◆ Stated problem ◆
In the listing that follows, count the lines holding the word "信游天下" and report only that number.

═════ Recorded data

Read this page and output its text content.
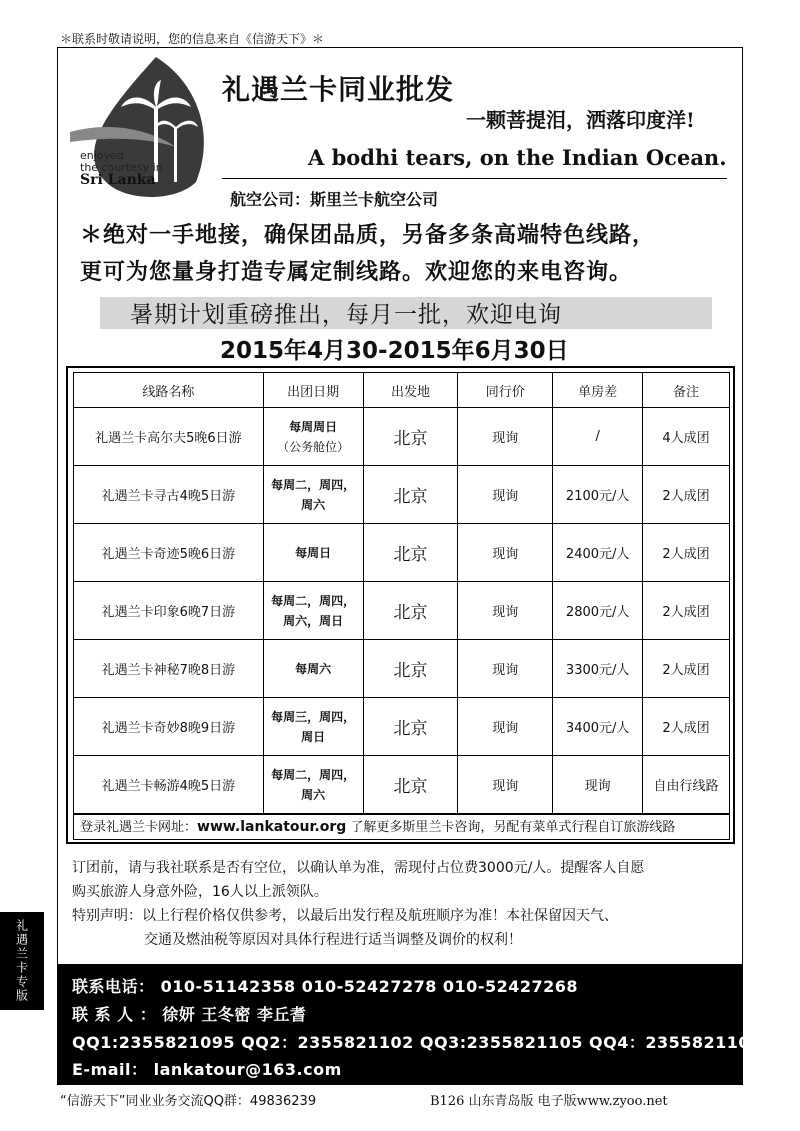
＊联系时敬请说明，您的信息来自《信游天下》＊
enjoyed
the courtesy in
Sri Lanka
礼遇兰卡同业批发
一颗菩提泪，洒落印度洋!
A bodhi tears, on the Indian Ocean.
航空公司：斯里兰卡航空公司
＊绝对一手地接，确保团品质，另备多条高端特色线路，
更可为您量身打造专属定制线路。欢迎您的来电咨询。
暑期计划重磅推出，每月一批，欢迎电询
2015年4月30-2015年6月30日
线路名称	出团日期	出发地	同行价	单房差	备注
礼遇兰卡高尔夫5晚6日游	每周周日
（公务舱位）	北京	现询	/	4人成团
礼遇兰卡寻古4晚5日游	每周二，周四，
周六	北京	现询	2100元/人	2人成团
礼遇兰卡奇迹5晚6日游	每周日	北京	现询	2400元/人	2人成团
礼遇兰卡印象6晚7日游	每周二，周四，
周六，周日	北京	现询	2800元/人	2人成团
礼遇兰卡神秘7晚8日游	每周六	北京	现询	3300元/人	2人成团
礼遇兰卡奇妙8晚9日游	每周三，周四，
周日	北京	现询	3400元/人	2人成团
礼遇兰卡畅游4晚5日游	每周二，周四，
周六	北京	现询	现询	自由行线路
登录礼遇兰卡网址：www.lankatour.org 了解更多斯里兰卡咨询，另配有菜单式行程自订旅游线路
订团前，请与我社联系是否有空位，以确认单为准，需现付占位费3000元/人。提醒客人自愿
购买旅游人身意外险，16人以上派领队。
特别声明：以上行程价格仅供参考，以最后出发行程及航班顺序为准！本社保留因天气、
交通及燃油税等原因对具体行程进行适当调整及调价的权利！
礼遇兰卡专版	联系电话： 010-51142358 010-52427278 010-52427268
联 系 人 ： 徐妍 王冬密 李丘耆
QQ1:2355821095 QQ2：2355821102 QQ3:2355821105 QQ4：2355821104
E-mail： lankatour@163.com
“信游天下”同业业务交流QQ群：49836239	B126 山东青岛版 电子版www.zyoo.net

══════════

◆ Worked answer ◆
2